> _Tarefas propostas_
(1) Na matéria sobre a direção da PF, reescreva tudo desde "Uma decisão do" até "advogado-geral da União.", trocando "WhatsApp" por "e-mail".
(2) De acordo com a matéria sobre a direção da PF, a quem Bolsonaro deu posse como ministro da Justiça?

> _Seleção_
Correio braziliense, n. 20796 , 30/12/2020. Política, p.2/3

 

Direção da PF opõe STF e Bolsonaro

Renato Souza

Ingrind Soares

Luiz Calcagno

30/04/2020

 

 

PODER » Ministro Alexandre de Moraes, do Supremo, vetou nomeação de Alexandre Ramagem para o comando da Polícia Federal. AGU disse que não ia recorrer da decisão, mas foi desautorizada pelo presidente, que insiste em ter o amigo da família à frente da corporação

Uma decisão do ministro Alexandre de Moraes, do Supremo Tribunal Federal (STF), tomada ontem, horas antes da posse de Alexandre Ramagem como diretor-geral da Polícia Federal, pegou o presidente Jair Bolsonaro de surpresa. O magistrado, alegando indícios da prática de desvio de finalidade, impediu que o delegado fosse alçado ao cargo e tornou sem efeito o decreto do chefe do Executivo que havia oficializado a troca no comando da corporação. O despacho foi tão urgente que Moraes determinou que, se necessário, o governo fosse informado por meio de WhatsApp sobre o entendimento que ele teve a respeito do assunto. Sem uma alternativa imediata para o cargo, o presidente afirmou que vai recorrer da decisão. Com o veto a Ramagem, o chefe do Executivo deu posse apenas a André Mendonça como ministro da Justiça e a José Levi como novo advogado-geral da União.

A polêmica em torno do caso teve início com a demissão do então diretor-geral da PF, Maurício Valeixo, homem de confiança de Sergio Moro, que deixou o Ministério da Justiça por não concordar com a troca. Ao sair, o ex-juiz acusou o presidente de tentar interferir na corporação para proteger aliados e de ter lhe pedido acesso a relatórios de inteligência relacionados a investigações em andamento na corporação. Citando as palavras do ex-ministro, Alexandre de Moraes apontou existirem indícios de que os interesses de Bolsonaro, ao trocar o comando da PF, não são compatíveis com a legislação. O magistrado disse que vê a intenção do presidente de colocar à frente da instituição um nome que seja “do contato pessoal dele”.

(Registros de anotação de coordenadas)
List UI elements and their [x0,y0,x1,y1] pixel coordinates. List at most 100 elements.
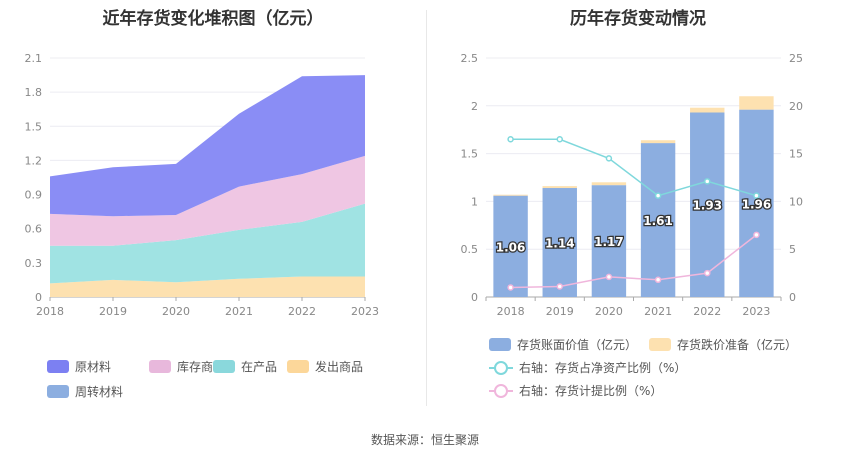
legend-item-provision[interactable]: 右轴：存货计提比例（%） [489,382,662,399]
x-tick-label: 2019 [99,305,127,318]
area-series-stock [50,155,365,246]
line-provision [510,234,757,289]
x-tick-label: 2018 [497,305,525,318]
legend-swatch-revolving [47,385,69,398]
point-ratio [605,155,613,162]
y-tick-label: 1.8 [25,86,43,99]
x-tick-label: 2018 [36,305,64,318]
bar-legend: 存货账面价值（亿元） 存货跌价准备（亿元） 右轴：存货占净资产比例（%） 右轴：… [426,333,850,403]
legend-item-reserve[interactable]: 存货跌价准备（亿元） [649,336,797,353]
legend-label-ratio: 右轴：存货占净资产比例（%） [519,361,687,375]
combo-bar-line-chart: 0 0.5 1 1.5 2 2.5 0 5 10 15 20 25 2018 2019 2020 2021 20… [461,52,804,318]
y-tick-label: 0.9 [25,189,43,202]
bar-reserve [690,107,725,113]
point-ratio [753,192,760,199]
point-provision [507,284,514,291]
y-right-tick-label: 0 [789,291,796,304]
x-tick-label: 2021 [644,305,672,318]
legend-label-revolving: 周转材料 [75,385,124,399]
y-right-tick-label: 15 [789,148,803,161]
legend-label-reserve: 存货跌价准备（亿元） [677,338,798,352]
y-right-tick-label: 5 [789,243,796,256]
point-ratio [507,136,514,143]
y-right-tick-label: 10 [789,195,803,208]
bar-book-value [493,195,528,297]
legend-line-provision [489,383,513,398]
y-left-tick-label: 1 [471,195,478,208]
point-provision [753,231,760,239]
x-tick-label: 2021 [225,305,253,318]
legend-label-book-value: 存货账面价值（亿元） [517,338,638,352]
point-provision [605,273,613,281]
bar-data-label: 1.14 [545,237,575,251]
panel-divider [426,10,427,406]
bar-reserve [739,96,774,110]
legend-swatch-stock [149,360,171,373]
bar-reserve [640,140,676,144]
y-tick-label: 0 [35,291,42,304]
area-series-wip [50,203,365,284]
y-right-tick-label: 25 [789,52,803,65]
legend-item-book-value[interactable]: 存货账面价值（亿元） [489,336,637,353]
y-tick-label: 1.2 [25,154,43,167]
point-ratio [556,136,563,143]
area-legend: 原材料 库存商品 在产品 发出商品 周转材料 [0,355,426,405]
x-tick-label: 2022 [693,305,721,318]
bar-data-label: 1.96 [742,197,772,211]
legend-label-raw: 原材料 [75,360,112,374]
bar-reserve [542,186,577,189]
point-provision [556,283,563,290]
legend-item-shipped[interactable]: 发出商品 [287,358,363,375]
point-provision [654,276,662,284]
x-tick-label: 2020 [162,305,190,318]
bar-data-label: 1.06 [496,240,526,254]
bar-data-label: 1.93 [692,199,722,213]
x-tick-label: 2022 [288,305,316,318]
legend-swatch-wip [213,360,235,373]
x-tick-label: 2020 [595,305,623,318]
legend-line-ratio [489,360,513,375]
legend-label-shipped: 发出商品 [315,360,364,374]
legend-item-revolving[interactable]: 周转材料 [47,383,123,400]
legend-swatch-raw [47,360,69,373]
legend-item-ratio[interactable]: 右轴：存货占净资产比例（%） [489,359,686,376]
bar-reserve [591,182,627,186]
x-tick-label: 2019 [546,305,574,318]
legend-item-wip[interactable]: 在产品 [213,358,277,375]
line-ratio [510,138,757,197]
bar-reserve [493,194,528,196]
y-tick-label: 2.1 [25,52,43,65]
point-ratio [704,178,711,185]
y-left-tick-label: 0 [471,291,478,304]
right-chart-title: 历年存货变动情况 [570,9,706,29]
y-left-tick-label: 0.5 [461,243,479,256]
bar-data-label: 1.17 [594,235,624,249]
y-tick-label: 0.3 [25,257,43,270]
y-left-tick-label: 2 [471,100,478,113]
bar-book-value [739,109,774,298]
bar-book-value [542,188,577,297]
bar-data-label: 1.61 [643,214,673,228]
legend-swatch-book-value [489,338,511,351]
x-tick-label: 2023 [351,305,379,318]
legend-swatch-reserve [649,338,671,351]
area-series-raw [50,75,365,217]
y-right-tick-label: 20 [789,100,803,113]
legend-item-raw[interactable]: 原材料 [47,358,111,375]
area-series-shipped [50,276,365,297]
legend-label-provision: 右轴：存货计提比例（%） [519,384,663,398]
left-chart-title: 近年存货变化堆积图（亿元） [102,9,324,29]
legend-swatch-shipped [287,360,309,373]
y-tick-label: 1.5 [25,120,43,133]
y-left-tick-label: 1.5 [461,148,479,161]
stacked-area-chart: 0 0.3 0.6 0.9 1.2 1.5 1.8 2.1 2018 2019 2020 2021 20… [25,52,380,318]
y-tick-label: 0.6 [25,223,43,236]
y-left-tick-label: 2.5 [461,52,479,65]
legend-label-wip: 在产品 [241,360,278,374]
point-ratio [654,192,662,199]
bar-book-value [640,143,676,297]
data-source: 数据来源：恒生聚源 [370,433,479,447]
point-provision [704,269,711,277]
x-tick-label: 2023 [742,305,770,318]
bar-book-value [690,112,725,297]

> _Respostas em ordem_
(1)
Uma decisão do ministro Alexandre de Moraes, do Supremo Tribunal Federal (STF), tomada ontem, horas antes da posse de Alexandre Ramagem como diretor-geral da Polícia Federal, pegou o presidente Jair Bolsonaro de surpresa. O magistrado, alegando indícios da prática de desvio de finalidade, impediu que o delegado fosse alçado ao cargo e tornou sem efeito o decreto do chefe do Executivo que havia oficializado a troca no comando da corporação. O despacho foi tão urgente que Moraes determinou que, se necessário, o governo fosse informado por meio de e-mail sobre o entendimento que ele teve a respeito do assunto. Sem uma alternativa imediata para o cargo, o presidente afirmou que vai recorrer da decisão. Com o veto a Ramagem, o chefe do Executivo deu posse apenas a André Mendonça como ministro da Justiça e a José Levi como novo advogado-geral da União.

(2) André Mendonça.